# REQUIREMENT
Can you transcribe every line exactly and leave the pictures behind?

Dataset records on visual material
· · · · · · ·

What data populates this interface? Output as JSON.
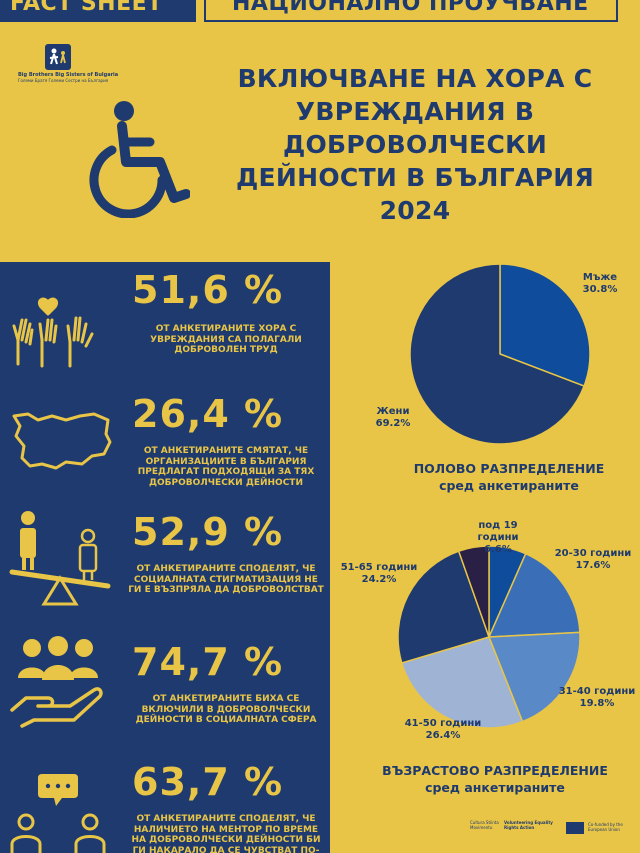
{
  "header": {
    "tab_left": "FACT SHEET",
    "tab_right": "НАЦИОНАЛНО ПРОУЧВАНЕ"
  },
  "logo": {
    "name": "Big Brothers Big Sisters of Bulgaria",
    "sub": "Големи Братя Големи Сестри на България"
  },
  "title": {
    "line1": "ВКЛЮЧВАНЕ НА ХОРА С",
    "line2": "УВРЕЖДАНИЯ В",
    "line3": "ДОБРОВОЛЧЕСКИ",
    "line4": "ДЕЙНОСТИ В БЪЛГАРИЯ",
    "line5": "2024"
  },
  "stats": [
    {
      "icon": "raised-hands-icon",
      "pct": "51,6 %",
      "desc": "ОТ АНКЕТИРАНИТЕ ХОРА С УВРЕЖДАНИЯ СА ПОЛАГАЛИ ДОБРОВОЛЕН ТРУД"
    },
    {
      "icon": "bulgaria-map-icon",
      "pct": "26,4 %",
      "desc": "ОТ АНКЕТИРАНИТЕ СМЯТАТ, ЧЕ ОРГАНИЗАЦИИТЕ В БЪЛГАРИЯ ПРЕДЛАГАТ ПОДХОДЯЩИ ЗА ТЯХ ДОБРОВОЛЧЕСКИ ДЕЙНОСТИ"
    },
    {
      "icon": "seesaw-people-icon",
      "pct": "52,9 %",
      "desc": "ОТ АНКЕТИРАНИТЕ СПОДЕЛЯТ, ЧЕ СОЦИАЛНАТА СТИГМАТИЗАЦИЯ НЕ ГИ Е ВЪЗПРЯЛА ДА ДОБРОВОЛСТВАТ"
    },
    {
      "icon": "hand-holding-people-icon",
      "pct": "74,7 %",
      "desc": "ОТ АНКЕТИРАНИТЕ БИХА СЕ ВКЛЮЧИЛИ В ДОБРОВОЛЧЕСКИ ДЕЙНОСТИ В СОЦИАЛНАТА СФЕРА"
    },
    {
      "icon": "mentor-chat-icon",
      "pct": "63,7 %",
      "desc": "ОТ АНКЕТИРАНИТЕ СПОДЕЛЯТ, ЧЕ НАЛИЧИЕТО НА МЕНТОР ПО ВРЕМЕ НА ДОБРОВОЛЧЕСКИ ДЕЙНОСТИ БИ ГИ НАКАРАЛО ДА СЕ ЧУВСТВАТ ПО-ПОДКРЕПЕНИ"
    }
  ],
  "chart_data": [
    {
      "type": "pie",
      "title": "ПОЛОВО РАЗПРЕДЕЛЕНИЕ",
      "subtitle": "сред анкетираните",
      "slices": [
        {
          "label": "Мъже",
          "value": 30.8,
          "value_text": "30.8%",
          "color": "#0f4c9c"
        },
        {
          "label": "Жени",
          "value": 69.2,
          "value_text": "69.2%",
          "color": "#1e3a6e"
        }
      ]
    },
    {
      "type": "pie",
      "title": "ВЪЗРАСТОВО РАЗПРЕДЕЛЕНИЕ",
      "subtitle": "сред анкетираните",
      "slices": [
        {
          "label": "под 19 години",
          "value": 6.6,
          "value_text": "6.6%",
          "color": "#0f4c9c"
        },
        {
          "label": "20-30 години",
          "value": 17.6,
          "value_text": "17.6%",
          "color": "#3a6fb8"
        },
        {
          "label": "31-40 години",
          "value": 19.8,
          "value_text": "19.8%",
          "color": "#5a89c8"
        },
        {
          "label": "41-50 години",
          "value": 26.4,
          "value_text": "26.4%",
          "color": "#9fb4d4"
        },
        {
          "label": "51-65 години",
          "value": 24.2,
          "value_text": "24.2%",
          "color": "#1e3a6e"
        },
        {
          "label": "",
          "value": 5.4,
          "value_text": "",
          "color": "#2a1f44"
        }
      ]
    }
  ],
  "footer": {
    "partner1": "Cultura Stiinta Movimentu",
    "partner2": "Volunteering Equality Rights Action",
    "eu": "Co-funded by the European Union"
  },
  "colors": {
    "navy": "#1e3a6e",
    "yellow": "#e8c547"
  }
}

· · · · · · ·

# ANSWER TO THIS EXERCISE
What data populates this interface? Output as JSON.
{
  "header": {
    "tab_left": "FACT SHEET",
    "tab_right": "НАЦИОНАЛНО ПРОУЧВАНЕ"
  },
  "logo": {
    "name": "Big Brothers Big Sisters of Bulgaria",
    "sub": "Големи Братя Големи Сестри на България"
  },
  "title": {
    "line1": "ВКЛЮЧВАНЕ НА ХОРА С",
    "line2": "УВРЕЖДАНИЯ В",
    "line3": "ДОБРОВОЛЧЕСКИ",
    "line4": "ДЕЙНОСТИ В БЪЛГАРИЯ",
    "line5": "2024"
  },
  "stats": [
    {
      "icon": "raised-hands-icon",
      "pct": "51,6 %",
      "desc": "ОТ АНКЕТИРАНИТЕ ХОРА С УВРЕЖДАНИЯ СА ПОЛАГАЛИ ДОБРОВОЛЕН ТРУД"
    },
    {
      "icon": "bulgaria-map-icon",
      "pct": "26,4 %",
      "desc": "ОТ АНКЕТИРАНИТЕ СМЯТАТ, ЧЕ ОРГАНИЗАЦИИТЕ В БЪЛГАРИЯ ПРЕДЛАГАТ ПОДХОДЯЩИ ЗА ТЯХ ДОБРОВОЛЧЕСКИ ДЕЙНОСТИ"
    },
    {
      "icon": "seesaw-people-icon",
      "pct": "52,9 %",
      "desc": "ОТ АНКЕТИРАНИТЕ СПОДЕЛЯТ, ЧЕ СОЦИАЛНАТА СТИГМАТИЗАЦИЯ НЕ ГИ Е ВЪЗПРЯЛА ДА ДОБРОВОЛСТВАТ"
    },
    {
      "icon": "hand-holding-people-icon",
      "pct": "74,7 %",
      "desc": "ОТ АНКЕТИРАНИТЕ БИХА СЕ ВКЛЮЧИЛИ В ДОБРОВОЛЧЕСКИ ДЕЙНОСТИ В СОЦИАЛНАТА СФЕРА"
    },
    {
      "icon": "mentor-chat-icon",
      "pct": "63,7 %",
      "desc": "ОТ АНКЕТИРАНИТЕ СПОДЕЛЯТ, ЧЕ НАЛИЧИЕТО НА МЕНТОР ПО ВРЕМЕ НА ДОБРОВОЛЧЕСКИ ДЕЙНОСТИ БИ ГИ НАКАРАЛО ДА СЕ ЧУВСТВАТ ПО-ПОДКРЕПЕНИ"
    }
  ],
  "chart_data": [
    {
      "type": "pie",
      "title": "ПОЛОВО РАЗПРЕДЕЛЕНИЕ",
      "subtitle": "сред анкетираните",
      "slices": [
        {
          "label": "Мъже",
          "value": 30.8,
          "value_text": "30.8%",
          "color": "#0f4c9c"
        },
        {
          "label": "Жени",
          "value": 69.2,
          "value_text": "69.2%",
          "color": "#1e3a6e"
        }
      ]
    },
    {
      "type": "pie",
      "title": "ВЪЗРАСТОВО РАЗПРЕДЕЛЕНИЕ",
      "subtitle": "сред анкетираните",
      "slices": [
        {
          "label": "под 19 години",
          "value": 6.6,
          "value_text": "6.6%",
          "color": "#0f4c9c"
        },
        {
          "label": "20-30 години",
          "value": 17.6,
          "value_text": "17.6%",
          "color": "#3a6fb8"
        },
        {
          "label": "31-40 години",
          "value": 19.8,
          "value_text": "19.8%",
          "color": "#5a89c8"
        },
        {
          "label": "41-50 години",
          "value": 26.4,
          "value_text": "26.4%",
          "color": "#9fb4d4"
        },
        {
          "label": "51-65 години",
          "value": 24.2,
          "value_text": "24.2%",
          "color": "#1e3a6e"
        },
        {
          "label": "",
          "value": 5.4,
          "value_text": "",
          "color": "#2a1f44"
        }
      ]
    }
  ],
  "footer": {
    "partner1": "Cultura Stiinta Movimentu",
    "partner2": "Volunteering Equality Rights Action",
    "eu": "Co-funded by the European Union"
  },
  "colors": {
    "navy": "#1e3a6e",
    "yellow": "#e8c547"
  }
}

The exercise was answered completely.